-- Begin EXERCISE DATA --

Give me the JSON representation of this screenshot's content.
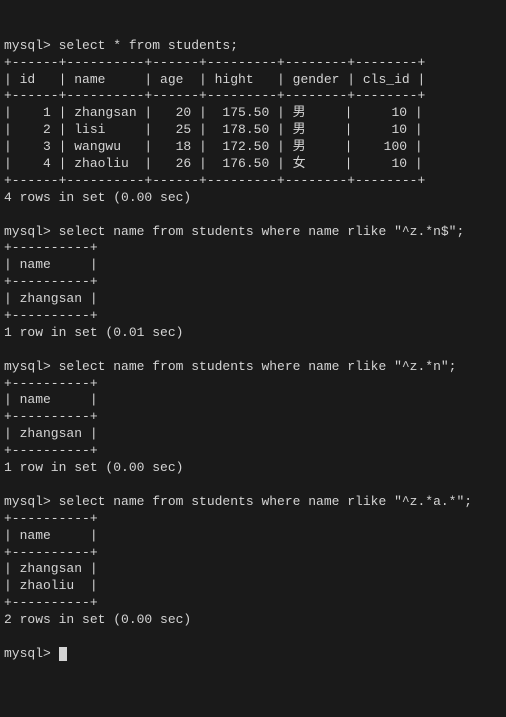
{
  "q1": {
    "prompt": "mysql> ",
    "query": "select * from students;",
    "sep": "+------+----------+------+---------+--------+--------+",
    "header": "| id   | name     | age  | hight   | gender | cls_id |",
    "rows": [
      "|    1 | zhangsan |   20 |  175.50 | 男     |     10 |",
      "|    2 | lisi     |   25 |  178.50 | 男     |     10 |",
      "|    3 | wangwu   |   18 |  172.50 | 男     |    100 |",
      "|    4 | zhaoliu  |   26 |  176.50 | 女     |     10 |"
    ],
    "footer": "4 rows in set (0.00 sec)"
  },
  "q2": {
    "prompt": "mysql> ",
    "query": "select name from students where name rlike \"^z.*n$\";",
    "sep": "+----------+",
    "header": "| name     |",
    "rows": [
      "| zhangsan |"
    ],
    "footer": "1 row in set (0.01 sec)"
  },
  "q3": {
    "prompt": "mysql> ",
    "query": "select name from students where name rlike \"^z.*n\";",
    "sep": "+----------+",
    "header": "| name     |",
    "rows": [
      "| zhangsan |"
    ],
    "footer": "1 row in set (0.00 sec)"
  },
  "q4": {
    "prompt": "mysql> ",
    "query": "select name from students where name rlike \"^z.*a.*\";",
    "sep": "+----------+",
    "header": "| name     |",
    "rows": [
      "| zhangsan |",
      "| zhaoliu  |"
    ],
    "footer": "2 rows in set (0.00 sec)"
  },
  "final_prompt": "mysql> "
}
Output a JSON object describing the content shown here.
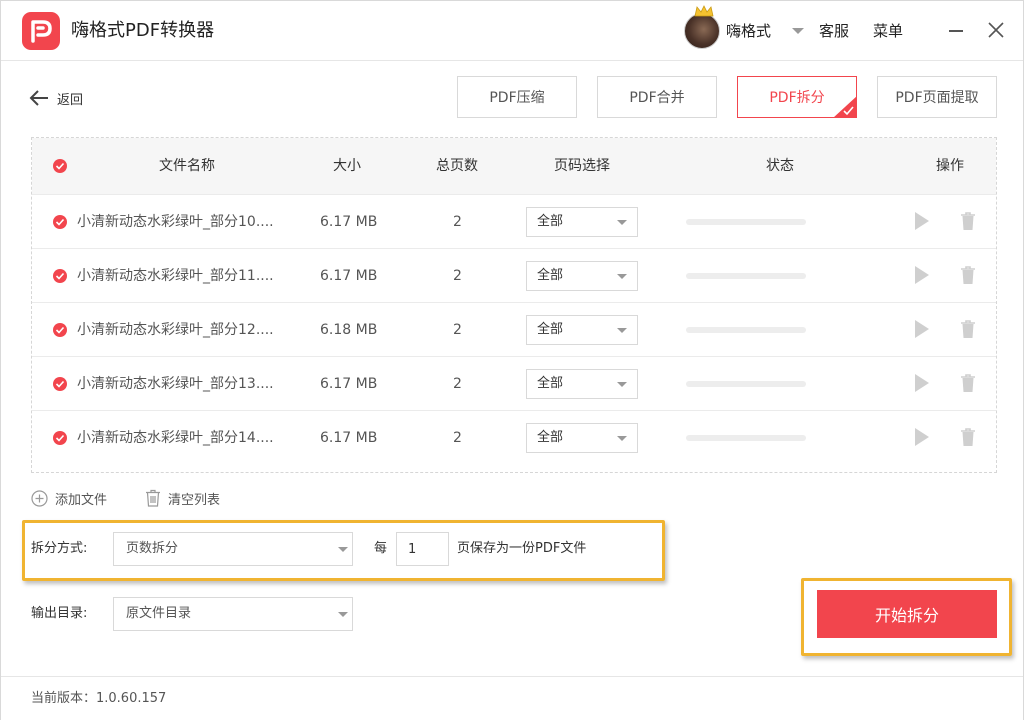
{
  "app": {
    "title": "嗨格式PDF转换器",
    "username": "嗨格式",
    "service": "客服",
    "menu": "菜单"
  },
  "nav": {
    "back_label": "返回",
    "tabs": [
      {
        "label": "PDF压缩",
        "active": false
      },
      {
        "label": "PDF合并",
        "active": false
      },
      {
        "label": "PDF拆分",
        "active": true
      },
      {
        "label": "PDF页面提取",
        "active": false
      }
    ]
  },
  "table": {
    "headers": {
      "name": "文件名称",
      "size": "大小",
      "pages": "总页数",
      "page_select": "页码选择",
      "status": "状态",
      "actions": "操作"
    },
    "rows": [
      {
        "name": "小清新动态水彩绿叶_部分10....",
        "size": "6.17 MB",
        "pages": "2",
        "page_select": "全部",
        "progress": 0
      },
      {
        "name": "小清新动态水彩绿叶_部分11....",
        "size": "6.17 MB",
        "pages": "2",
        "page_select": "全部",
        "progress": 0
      },
      {
        "name": "小清新动态水彩绿叶_部分12....",
        "size": "6.18 MB",
        "pages": "2",
        "page_select": "全部",
        "progress": 0
      },
      {
        "name": "小清新动态水彩绿叶_部分13....",
        "size": "6.17 MB",
        "pages": "2",
        "page_select": "全部",
        "progress": 0
      },
      {
        "name": "小清新动态水彩绿叶_部分14....",
        "size": "6.17 MB",
        "pages": "2",
        "page_select": "全部",
        "progress": 0
      }
    ]
  },
  "list_actions": {
    "add_file": "添加文件",
    "clear_list": "清空列表"
  },
  "split": {
    "mode_label": "拆分方式:",
    "mode_value": "页数拆分",
    "every_label": "每",
    "pages_value": "1",
    "suffix_label": "页保存为一份PDF文件"
  },
  "output": {
    "label": "输出目录:",
    "value": "原文件目录"
  },
  "start_button": "开始拆分",
  "footer": {
    "version": "当前版本：1.0.60.157"
  },
  "colors": {
    "accent": "#f2454d",
    "highlight": "#f0b431"
  }
}
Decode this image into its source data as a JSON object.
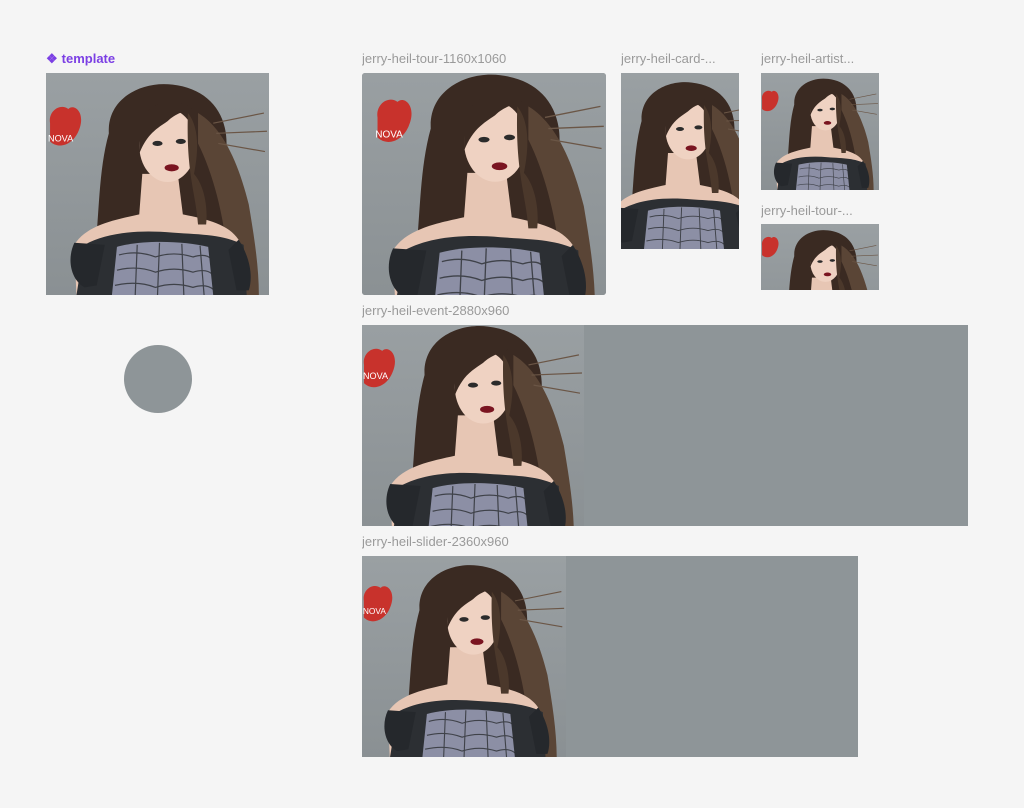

-- End EXERCISE DATA --

TASK DIRECTIONS.
Without the pictures, print the records in full, exactly as they appear.

CORRECT ANSWER.
Give me the JSON representation of this screenshot's content.
{
  "q1": {
    "prompt": "mysql> ",
    "query": "select * from students;",
    "sep": "+------+----------+------+---------+--------+--------+",
    "header": "| id   | name     | age  | hight   | gender | cls_id |",
    "rows": [
      "|    1 | zhangsan |   20 |  175.50 | 男     |     10 |",
      "|    2 | lisi     |   25 |  178.50 | 男     |     10 |",
      "|    3 | wangwu   |   18 |  172.50 | 男     |    100 |",
      "|    4 | zhaoliu  |   26 |  176.50 | 女     |     10 |"
    ],
    "footer": "4 rows in set (0.00 sec)"
  },
  "q2": {
    "prompt": "mysql> ",
    "query": "select name from students where name rlike \"^z.*n$\";",
    "sep": "+----------+",
    "header": "| name     |",
    "rows": [
      "| zhangsan |"
    ],
    "footer": "1 row in set (0.01 sec)"
  },
  "q3": {
    "prompt": "mysql> ",
    "query": "select name from students where name rlike \"^z.*n\";",
    "sep": "+----------+",
    "header": "| name     |",
    "rows": [
      "| zhangsan |"
    ],
    "footer": "1 row in set (0.00 sec)"
  },
  "q4": {
    "prompt": "mysql> ",
    "query": "select name from students where name rlike \"^z.*a.*\";",
    "sep": "+----------+",
    "header": "| name     |",
    "rows": [
      "| zhangsan |",
      "| zhaoliu  |"
    ],
    "footer": "2 rows in set (0.00 sec)"
  },
  "final_prompt": "mysql> "
}
Output a JSON object describing the content shown here.
{
  "app": {
    "title": "嗨格式PDF转换器",
    "username": "嗨格式",
    "service": "客服",
    "menu": "菜单"
  },
  "nav": {
    "back_label": "返回",
    "tabs": [
      {
        "label": "PDF压缩",
        "active": false
      },
      {
        "label": "PDF合并",
        "active": false
      },
      {
        "label": "PDF拆分",
        "active": true
      },
      {
        "label": "PDF页面提取",
        "active": false
      }
    ]
  },
  "table": {
    "headers": {
      "name": "文件名称",
      "size": "大小",
      "pages": "总页数",
      "page_select": "页码选择",
      "status": "状态",
      "actions": "操作"
    },
    "rows": [
      {
        "name": "小清新动态水彩绿叶_部分10....",
        "size": "6.17 MB",
        "pages": "2",
        "page_select": "全部",
        "progress": 0
      },
      {
        "name": "小清新动态水彩绿叶_部分11....",
        "size": "6.17 MB",
        "pages": "2",
        "page_select": "全部",
        "progress": 0
      },
      {
        "name": "小清新动态水彩绿叶_部分12....",
        "size": "6.18 MB",
        "pages": "2",
        "page_select": "全部",
        "progress": 0
      },
      {
        "name": "小清新动态水彩绿叶_部分13....",
        "size": "6.17 MB",
        "pages": "2",
        "page_select": "全部",
        "progress": 0
      },
      {
        "name": "小清新动态水彩绿叶_部分14....",
        "size": "6.17 MB",
        "pages": "2",
        "page_select": "全部",
        "progress": 0
      }
    ]
  },
  "list_actions": {
    "add_file": "添加文件",
    "clear_list": "清空列表"
  },
  "split": {
    "mode_label": "拆分方式:",
    "mode_value": "页数拆分",
    "every_label": "每",
    "pages_value": "1",
    "suffix_label": "页保存为一份PDF文件"
  },
  "output": {
    "label": "输出目录:",
    "value": "原文件目录"
  },
  "start_button": "开始拆分",
  "footer": {
    "version": "当前版本：1.0.60.157"
  },
  "colors": {
    "accent": "#f2454d",
    "highlight": "#f0b431"
  }
}
Decode this image into its source data as a JSON object.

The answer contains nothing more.